Some records:
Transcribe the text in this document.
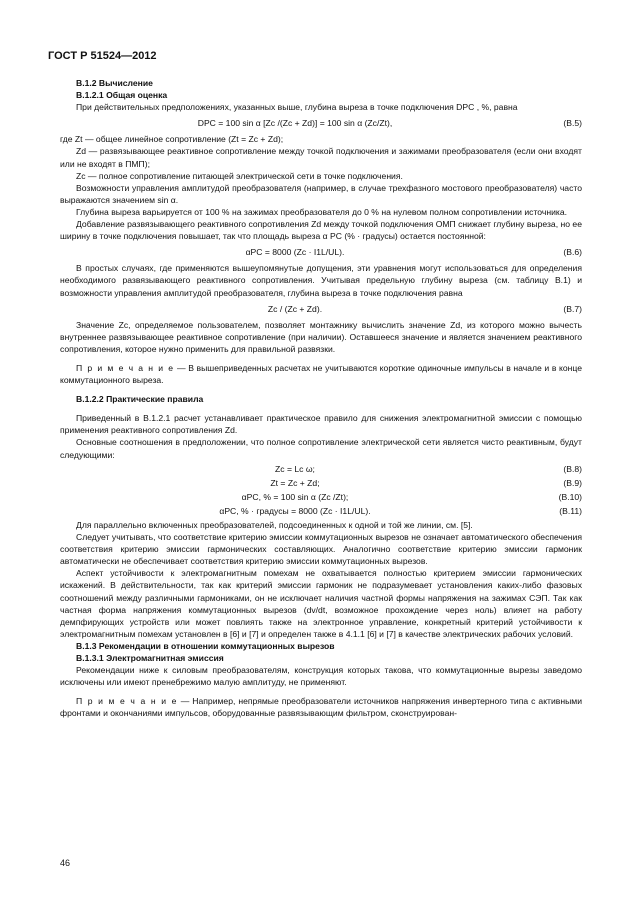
ГОСТ Р 51524—2012

В.1.2 Вычисление

В.1.2.1 Общая оценка

При действительных предположениях, указанных выше, глубина выреза в точке подключения DPC , %, равна

DPC = 100 sin α [Zc /(Zc + Zd)] = 100 sin α (Zc/Zt),	(В.5)

где Zt — общее линейное сопротивление (Zt = Zc + Zd);

Zd — развязывающее реактивное сопротивление между точкой подключения и зажимами преобразователя (если они входят или не входят в ПМП);

Zc — полное сопротивление питающей электрической сети в точке подключения.

Возможности управления амплитудой преобразователя (например, в случае трехфазного мостового преобразователя) часто выражаются значением sin α.

Глубина выреза варьируется от 100 % на зажимах преобразователя до 0 % на нулевом полном сопротивлении источника.

Добавление развязывающего реактивного сопротивления Zd между точкой подключения ОМП снижает глубину выреза, но ее ширину в точке подключения повышает, так что площадь выреза α PC (% · градусы) остается постоянной:

αPC = 8000 (Zc · I1L/UL).	(В.6)

В простых случаях, где применяются вышеупомянутые допущения, эти уравнения могут использоваться для определения необходимого развязывающего реактивного сопротивления. Учитывая предельную глубину выреза (см. таблицу В.1) и возможности управления амплитудой преобразователя, глубина выреза в точке подключения равна

Zc / (Zc + Zd).	(В.7)

Значение Zc, определяемое пользователем, позволяет монтажнику вычислить значение Zd, из которого можно вычесть внутреннее развязывающее реактивное сопротивление (при наличии). Оставшееся значение и является значением реактивного сопротивления, которое нужно применить для правильной развязки.

П р и м е ч а н и е — В вышеприведенных расчетах не учитываются короткие одиночные импульсы в начале и в конце коммутационного выреза.

В.1.2.2 Практические правила

Приведенный в В.1.2.1 расчет устанавливает практическое правило для снижения электромагнитной эмиссии с помощью применения реактивного сопротивления Zd.

Основные соотношения в предположении, что полное сопротивление электрической сети является чисто реактивным, будут следующими:

Zc = Lc ω;	(В.8)
Zt = Zc + Zd;	(В.9)
αPC, % = 100 sin α (Zc /Zt);	(В.10)
αPC, % · градусы = 8000 (Zc · I1L/UL).	(В.11)

Для параллельно включенных преобразователей, подсоединенных к одной и той же линии, см. [5].

Следует учитывать, что соответствие критерию эмиссии коммутационных вырезов не означает автоматического обеспечения соответствия критерию эмиссии гармонических составляющих. Аналогично соответствие критерию эмиссии гармоник автоматически не обеспечивает соответствия критерию эмиссии коммутационных вырезов.

Аспект устойчивости к электромагнитным помехам не охватывается полностью критерием эмиссии гармонических искажений. В действительности, так как критерий эмиссии гармоник не подразумевает установления каких-либо фазовых соотношений между различными гармониками, он не исключает наличия частной формы напряжения на зажимах СЭП. Так как частная форма напряжения коммутационных вырезов (dv/dt, возможное прохождение через ноль) влияет на работу демпфирующих устройств или может повлиять также на электронное управление, конкретный критерий устойчивости к электромагнитным помехам установлен в [6] и [7] и определен также в 4.1.1 [6] и [7] в качестве электрических рабочих условий.

В.1.3 Рекомендации в отношении коммутационных вырезов

В.1.3.1 Электромагнитная эмиссия

Рекомендации ниже к силовым преобразователям, конструкция которых такова, что коммутационные вырезы заведомо исключены или имеют пренебрежимо малую амплитуду, не применяют.

П р и м е ч а н и е — Например, непрямые преобразователи источников напряжения инвертерного типа с активными фронтами и окончаниями импульсов, оборудованные развязывающим фильтром, сконструирован-

46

### TASK BRIEF
Without the pictures, restate all of the entries above verbatim.

### FINISHED EXERCISE
Transcribe the text in this document.
ГОСТ Р 51524—2012

В.1.2 Вычисление

В.1.2.1 Общая оценка

При действительных предположениях, указанных выше, глубина выреза в точке подключения DPC , %, равна

DPC = 100 sin α [Zc /(Zc + Zd)] = 100 sin α (Zc/Zt),	(В.5)

где Zt — общее линейное сопротивление (Zt = Zc + Zd);

Zd — развязывающее реактивное сопротивление между точкой подключения и зажимами преобразователя (если они входят или не входят в ПМП);

Zc — полное сопротивление питающей электрической сети в точке подключения.

Возможности управления амплитудой преобразователя (например, в случае трехфазного мостового преобразователя) часто выражаются значением sin α.

Глубина выреза варьируется от 100 % на зажимах преобразователя до 0 % на нулевом полном сопротивлении источника.

Добавление развязывающего реактивного сопротивления Zd между точкой подключения ОМП снижает глубину выреза, но ее ширину в точке подключения повышает, так что площадь выреза α PC (% · градусы) остается постоянной:

αPC = 8000 (Zc · I1L/UL).	(В.6)

В простых случаях, где применяются вышеупомянутые допущения, эти уравнения могут использоваться для определения необходимого развязывающего реактивного сопротивления. Учитывая предельную глубину выреза (см. таблицу В.1) и возможности управления амплитудой преобразователя, глубина выреза в точке подключения равна

Zc / (Zc + Zd).	(В.7)

Значение Zc, определяемое пользователем, позволяет монтажнику вычислить значение Zd, из которого можно вычесть внутреннее развязывающее реактивное сопротивление (при наличии). Оставшееся значение и является значением реактивного сопротивления, которое нужно применить для правильной развязки.

П р и м е ч а н и е — В вышеприведенных расчетах не учитываются короткие одиночные импульсы в начале и в конце коммутационного выреза.

В.1.2.2 Практические правила

Приведенный в В.1.2.1 расчет устанавливает практическое правило для снижения электромагнитной эмиссии с помощью применения реактивного сопротивления Zd.

Основные соотношения в предположении, что полное сопротивление электрической сети является чисто реактивным, будут следующими:

Zc = Lc ω;	(В.8)
Zt = Zc + Zd;	(В.9)
αPC, % = 100 sin α (Zc /Zt);	(В.10)
αPC, % · градусы = 8000 (Zc · I1L/UL).	(В.11)

Для параллельно включенных преобразователей, подсоединенных к одной и той же линии, см. [5].

Следует учитывать, что соответствие критерию эмиссии коммутационных вырезов не означает автоматического обеспечения соответствия критерию эмиссии гармонических составляющих. Аналогично соответствие критерию эмиссии гармоник автоматически не обеспечивает соответствия критерию эмиссии коммутационных вырезов.

Аспект устойчивости к электромагнитным помехам не охватывается полностью критерием эмиссии гармонических искажений. В действительности, так как критерий эмиссии гармоник не подразумевает установления каких-либо фазовых соотношений между различными гармониками, он не исключает наличия частной формы напряжения на зажимах СЭП. Так как частная форма напряжения коммутационных вырезов (dv/dt, возможное прохождение через ноль) влияет на работу демпфирующих устройств или может повлиять также на электронное управление, конкретный критерий устойчивости к электромагнитным помехам установлен в [6] и [7] и определен также в 4.1.1 [6] и [7] в качестве электрических рабочих условий.

В.1.3 Рекомендации в отношении коммутационных вырезов

В.1.3.1 Электромагнитная эмиссия

Рекомендации ниже к силовым преобразователям, конструкция которых такова, что коммутационные вырезы заведомо исключены или имеют пренебрежимо малую амплитуду, не применяют.

П р и м е ч а н и е — Например, непрямые преобразователи источников напряжения инвертерного типа с активными фронтами и окончаниями импульсов, оборудованные развязывающим фильтром, сконструирован-

46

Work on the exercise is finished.